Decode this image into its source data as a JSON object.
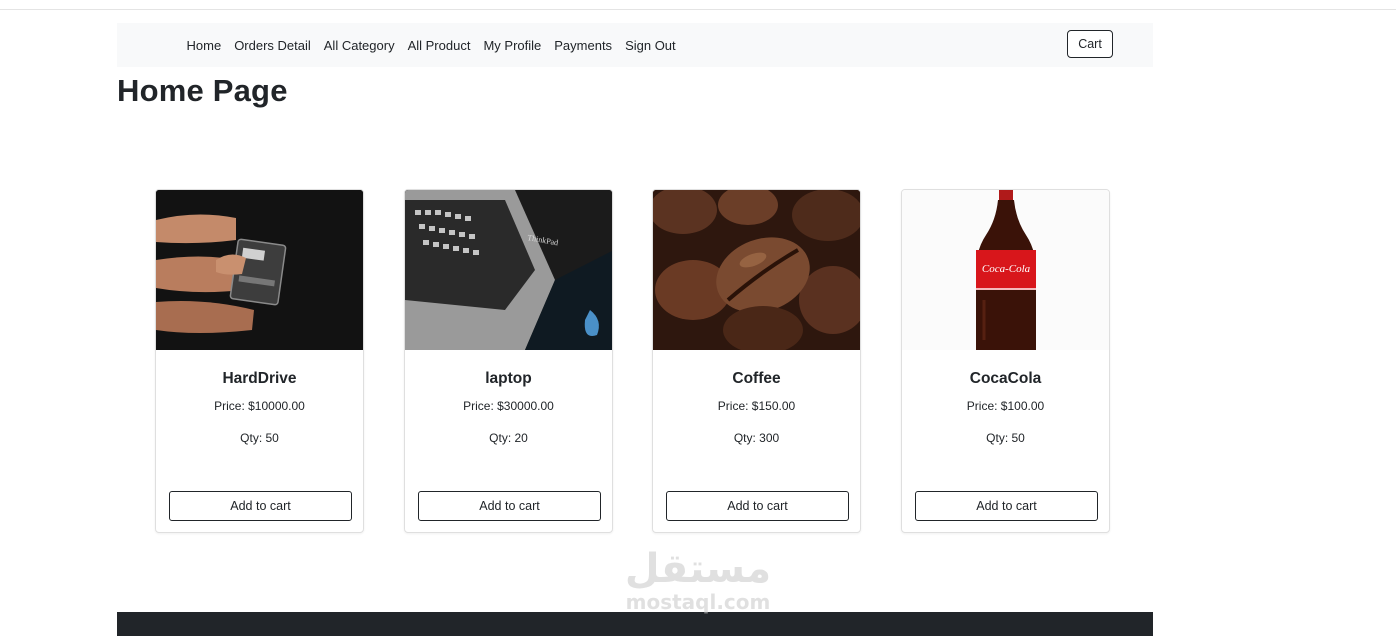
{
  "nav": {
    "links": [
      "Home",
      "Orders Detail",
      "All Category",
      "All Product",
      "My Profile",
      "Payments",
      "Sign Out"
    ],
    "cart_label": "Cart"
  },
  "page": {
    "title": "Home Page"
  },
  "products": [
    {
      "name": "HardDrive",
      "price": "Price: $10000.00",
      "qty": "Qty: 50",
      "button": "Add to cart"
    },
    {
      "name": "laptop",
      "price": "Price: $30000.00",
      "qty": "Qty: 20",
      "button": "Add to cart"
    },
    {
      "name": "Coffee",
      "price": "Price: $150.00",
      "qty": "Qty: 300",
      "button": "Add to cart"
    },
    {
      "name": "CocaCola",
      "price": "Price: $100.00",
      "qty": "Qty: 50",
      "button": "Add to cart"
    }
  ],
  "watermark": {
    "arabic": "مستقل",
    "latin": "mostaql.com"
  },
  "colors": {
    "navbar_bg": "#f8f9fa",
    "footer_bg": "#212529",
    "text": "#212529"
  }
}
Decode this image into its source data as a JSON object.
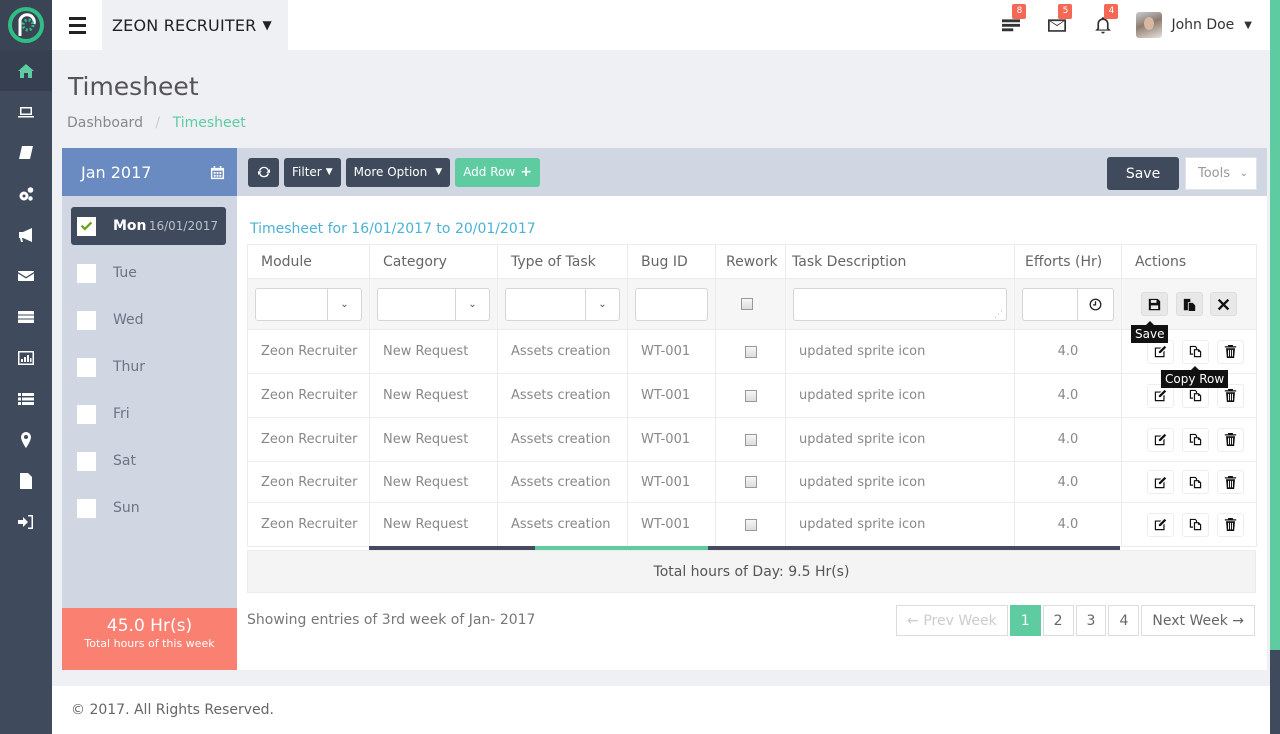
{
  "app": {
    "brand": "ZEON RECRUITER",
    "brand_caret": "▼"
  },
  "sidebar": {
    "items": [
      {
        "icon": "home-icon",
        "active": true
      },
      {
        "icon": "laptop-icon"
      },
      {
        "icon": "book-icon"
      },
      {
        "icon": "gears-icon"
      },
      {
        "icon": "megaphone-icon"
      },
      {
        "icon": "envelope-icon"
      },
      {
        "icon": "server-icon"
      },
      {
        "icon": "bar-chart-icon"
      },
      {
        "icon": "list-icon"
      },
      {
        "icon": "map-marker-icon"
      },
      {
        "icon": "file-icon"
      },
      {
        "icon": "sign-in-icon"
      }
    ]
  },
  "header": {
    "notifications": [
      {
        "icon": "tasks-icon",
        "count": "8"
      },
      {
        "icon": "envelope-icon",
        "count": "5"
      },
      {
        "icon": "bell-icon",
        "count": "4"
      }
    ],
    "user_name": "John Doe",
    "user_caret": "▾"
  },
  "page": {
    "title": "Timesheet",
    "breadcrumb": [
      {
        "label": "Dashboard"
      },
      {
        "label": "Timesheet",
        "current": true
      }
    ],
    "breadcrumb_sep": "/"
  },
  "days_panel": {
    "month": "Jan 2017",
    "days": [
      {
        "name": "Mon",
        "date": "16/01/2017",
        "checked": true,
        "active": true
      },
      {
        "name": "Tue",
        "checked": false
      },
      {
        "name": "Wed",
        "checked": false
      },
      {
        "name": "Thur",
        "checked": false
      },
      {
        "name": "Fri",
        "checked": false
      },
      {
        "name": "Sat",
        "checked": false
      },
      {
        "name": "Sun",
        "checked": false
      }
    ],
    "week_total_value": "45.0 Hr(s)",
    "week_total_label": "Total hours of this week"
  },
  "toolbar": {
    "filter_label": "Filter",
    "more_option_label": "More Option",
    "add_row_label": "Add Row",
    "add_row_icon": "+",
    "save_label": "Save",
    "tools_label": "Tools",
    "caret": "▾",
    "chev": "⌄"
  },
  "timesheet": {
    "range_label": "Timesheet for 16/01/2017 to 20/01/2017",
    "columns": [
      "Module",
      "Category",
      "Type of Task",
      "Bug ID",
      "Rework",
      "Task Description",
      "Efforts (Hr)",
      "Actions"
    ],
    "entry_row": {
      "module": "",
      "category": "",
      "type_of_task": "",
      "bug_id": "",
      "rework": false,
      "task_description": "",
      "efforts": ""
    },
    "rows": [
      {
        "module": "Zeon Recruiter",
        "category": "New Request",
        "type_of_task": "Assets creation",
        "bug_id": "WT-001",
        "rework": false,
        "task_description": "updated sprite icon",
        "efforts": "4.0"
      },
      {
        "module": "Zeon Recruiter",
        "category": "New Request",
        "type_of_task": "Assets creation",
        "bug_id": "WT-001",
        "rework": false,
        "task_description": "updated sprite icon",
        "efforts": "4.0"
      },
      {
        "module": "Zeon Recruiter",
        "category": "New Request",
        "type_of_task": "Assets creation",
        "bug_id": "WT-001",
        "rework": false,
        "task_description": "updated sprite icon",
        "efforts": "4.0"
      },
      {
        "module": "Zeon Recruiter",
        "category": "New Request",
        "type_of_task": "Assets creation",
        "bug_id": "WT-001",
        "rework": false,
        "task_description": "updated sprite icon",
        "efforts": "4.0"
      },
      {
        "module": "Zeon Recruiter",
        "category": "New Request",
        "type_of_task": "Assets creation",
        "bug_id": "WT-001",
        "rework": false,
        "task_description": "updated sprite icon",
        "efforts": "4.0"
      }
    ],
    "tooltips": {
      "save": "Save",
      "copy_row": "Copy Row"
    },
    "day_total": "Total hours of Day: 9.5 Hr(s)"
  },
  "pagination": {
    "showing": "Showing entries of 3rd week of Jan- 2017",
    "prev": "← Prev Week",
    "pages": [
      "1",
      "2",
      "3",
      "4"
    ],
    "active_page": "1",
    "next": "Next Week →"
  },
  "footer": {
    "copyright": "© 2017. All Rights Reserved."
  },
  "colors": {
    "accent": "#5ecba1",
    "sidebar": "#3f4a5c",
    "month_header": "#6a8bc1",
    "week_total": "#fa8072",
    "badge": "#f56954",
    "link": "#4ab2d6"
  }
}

□ □ □ □ □ □ □

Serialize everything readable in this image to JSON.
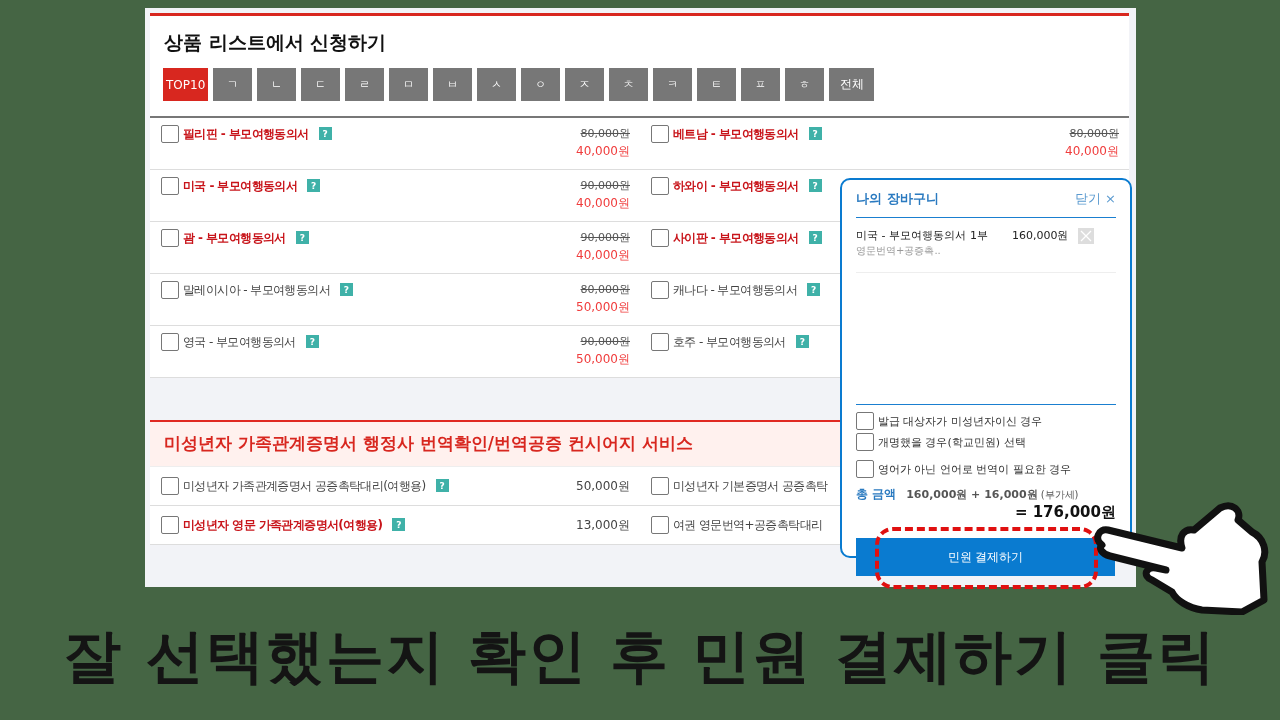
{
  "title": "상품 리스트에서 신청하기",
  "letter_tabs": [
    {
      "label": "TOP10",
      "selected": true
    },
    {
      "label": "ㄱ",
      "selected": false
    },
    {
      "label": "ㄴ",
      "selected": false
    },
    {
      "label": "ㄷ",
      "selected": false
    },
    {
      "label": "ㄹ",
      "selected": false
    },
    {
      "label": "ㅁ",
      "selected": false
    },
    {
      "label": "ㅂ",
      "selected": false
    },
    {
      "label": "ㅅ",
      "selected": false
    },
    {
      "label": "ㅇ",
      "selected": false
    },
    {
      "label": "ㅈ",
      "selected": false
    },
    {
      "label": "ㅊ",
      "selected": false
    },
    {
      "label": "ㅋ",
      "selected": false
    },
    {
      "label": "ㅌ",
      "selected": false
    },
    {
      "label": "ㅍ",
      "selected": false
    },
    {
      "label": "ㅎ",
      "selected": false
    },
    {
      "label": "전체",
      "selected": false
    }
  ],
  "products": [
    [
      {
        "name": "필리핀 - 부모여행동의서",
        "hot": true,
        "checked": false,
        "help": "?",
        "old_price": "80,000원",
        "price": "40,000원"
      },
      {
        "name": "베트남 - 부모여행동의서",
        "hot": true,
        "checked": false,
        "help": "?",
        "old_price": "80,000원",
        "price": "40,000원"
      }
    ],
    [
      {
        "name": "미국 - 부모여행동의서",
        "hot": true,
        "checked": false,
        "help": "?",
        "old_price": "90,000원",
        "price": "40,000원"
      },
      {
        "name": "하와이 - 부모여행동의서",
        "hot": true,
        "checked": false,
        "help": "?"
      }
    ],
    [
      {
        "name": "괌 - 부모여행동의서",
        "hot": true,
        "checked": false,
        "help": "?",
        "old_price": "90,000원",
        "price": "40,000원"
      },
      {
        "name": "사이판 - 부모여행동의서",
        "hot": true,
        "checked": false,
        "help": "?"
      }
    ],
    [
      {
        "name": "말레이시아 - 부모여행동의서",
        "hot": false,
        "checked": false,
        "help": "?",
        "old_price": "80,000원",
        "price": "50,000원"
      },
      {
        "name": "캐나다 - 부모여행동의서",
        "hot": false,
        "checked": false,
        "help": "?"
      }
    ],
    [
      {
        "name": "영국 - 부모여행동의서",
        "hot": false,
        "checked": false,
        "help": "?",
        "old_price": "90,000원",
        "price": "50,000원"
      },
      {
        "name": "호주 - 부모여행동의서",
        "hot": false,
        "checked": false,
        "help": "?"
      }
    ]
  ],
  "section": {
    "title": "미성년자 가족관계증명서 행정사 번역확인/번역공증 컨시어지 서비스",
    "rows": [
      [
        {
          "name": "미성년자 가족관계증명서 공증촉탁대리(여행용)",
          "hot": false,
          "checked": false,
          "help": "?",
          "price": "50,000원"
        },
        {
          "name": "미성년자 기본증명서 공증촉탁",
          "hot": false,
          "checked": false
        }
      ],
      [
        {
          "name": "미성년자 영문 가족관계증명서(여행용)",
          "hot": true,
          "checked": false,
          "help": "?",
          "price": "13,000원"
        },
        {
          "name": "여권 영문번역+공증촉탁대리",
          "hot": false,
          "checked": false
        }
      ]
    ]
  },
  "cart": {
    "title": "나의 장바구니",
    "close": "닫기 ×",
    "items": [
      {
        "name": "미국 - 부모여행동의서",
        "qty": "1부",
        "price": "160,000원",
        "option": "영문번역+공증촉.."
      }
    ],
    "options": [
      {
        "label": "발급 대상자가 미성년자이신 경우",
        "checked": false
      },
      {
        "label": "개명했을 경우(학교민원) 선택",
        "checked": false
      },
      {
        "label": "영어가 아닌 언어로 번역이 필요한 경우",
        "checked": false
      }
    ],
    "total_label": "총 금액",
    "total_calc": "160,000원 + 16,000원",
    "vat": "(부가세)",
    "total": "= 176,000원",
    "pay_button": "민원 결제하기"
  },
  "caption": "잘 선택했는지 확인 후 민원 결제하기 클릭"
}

□ □ □ □ □ □ □

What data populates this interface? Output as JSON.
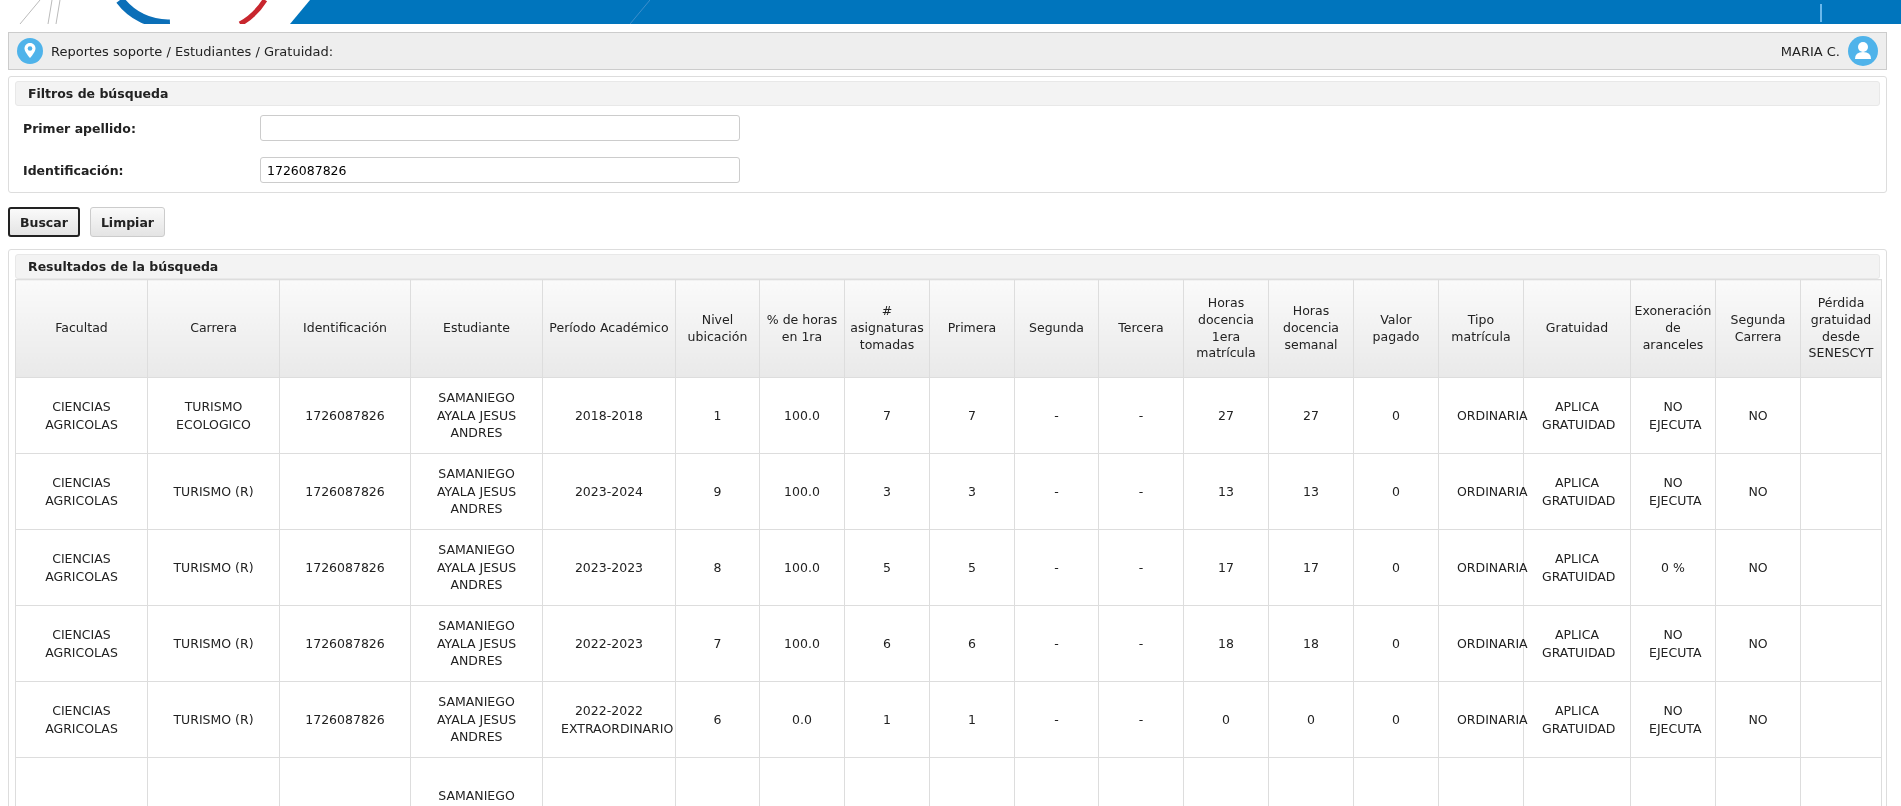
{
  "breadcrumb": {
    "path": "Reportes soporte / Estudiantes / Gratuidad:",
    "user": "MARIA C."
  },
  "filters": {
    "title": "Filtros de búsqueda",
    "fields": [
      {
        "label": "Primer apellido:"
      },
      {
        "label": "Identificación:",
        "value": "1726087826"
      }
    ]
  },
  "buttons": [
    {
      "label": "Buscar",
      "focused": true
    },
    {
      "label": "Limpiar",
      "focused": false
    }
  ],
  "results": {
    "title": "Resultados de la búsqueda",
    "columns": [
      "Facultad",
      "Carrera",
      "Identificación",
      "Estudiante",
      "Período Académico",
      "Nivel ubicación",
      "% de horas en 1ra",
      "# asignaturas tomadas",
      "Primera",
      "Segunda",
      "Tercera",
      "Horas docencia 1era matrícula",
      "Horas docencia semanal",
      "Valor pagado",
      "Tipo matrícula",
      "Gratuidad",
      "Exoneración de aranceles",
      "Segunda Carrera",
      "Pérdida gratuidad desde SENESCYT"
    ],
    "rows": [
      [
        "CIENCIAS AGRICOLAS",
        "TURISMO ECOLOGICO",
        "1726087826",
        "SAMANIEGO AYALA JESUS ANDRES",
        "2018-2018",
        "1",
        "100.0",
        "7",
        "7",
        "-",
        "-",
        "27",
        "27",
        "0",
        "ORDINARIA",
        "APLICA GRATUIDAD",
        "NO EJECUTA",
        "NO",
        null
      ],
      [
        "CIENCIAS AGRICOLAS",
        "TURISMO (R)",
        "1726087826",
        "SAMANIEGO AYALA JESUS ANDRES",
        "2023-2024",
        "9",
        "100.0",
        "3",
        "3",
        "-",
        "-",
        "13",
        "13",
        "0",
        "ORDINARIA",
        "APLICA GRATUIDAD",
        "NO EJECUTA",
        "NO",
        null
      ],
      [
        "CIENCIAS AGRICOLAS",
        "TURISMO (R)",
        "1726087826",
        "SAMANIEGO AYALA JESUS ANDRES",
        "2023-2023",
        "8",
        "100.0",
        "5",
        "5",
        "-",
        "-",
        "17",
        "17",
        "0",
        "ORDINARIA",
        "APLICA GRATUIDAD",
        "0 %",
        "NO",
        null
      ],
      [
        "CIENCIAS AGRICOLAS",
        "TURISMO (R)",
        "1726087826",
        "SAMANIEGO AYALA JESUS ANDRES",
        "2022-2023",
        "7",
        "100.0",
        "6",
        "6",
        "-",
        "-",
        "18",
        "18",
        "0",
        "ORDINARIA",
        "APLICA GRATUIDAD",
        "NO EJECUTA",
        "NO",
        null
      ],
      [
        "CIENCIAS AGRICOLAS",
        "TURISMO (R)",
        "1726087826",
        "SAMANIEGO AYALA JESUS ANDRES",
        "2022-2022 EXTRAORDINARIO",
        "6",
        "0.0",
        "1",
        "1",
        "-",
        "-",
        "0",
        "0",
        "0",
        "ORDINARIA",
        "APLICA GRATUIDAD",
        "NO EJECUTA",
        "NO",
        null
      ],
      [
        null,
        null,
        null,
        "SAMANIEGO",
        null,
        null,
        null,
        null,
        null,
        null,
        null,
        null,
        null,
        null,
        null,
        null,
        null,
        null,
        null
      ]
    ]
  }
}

□ □ □ □ □ □ □

INSTRUCTIONS FOR THE TASK »
Pick out the lines containing the string "공증촉탁대리".

EXPECTED OUTPUT »
          "name": "미성년자 가족관계증명서 공증촉탁대리(여행용)",
          "name": "여권 영문번역+공증촉탁대리",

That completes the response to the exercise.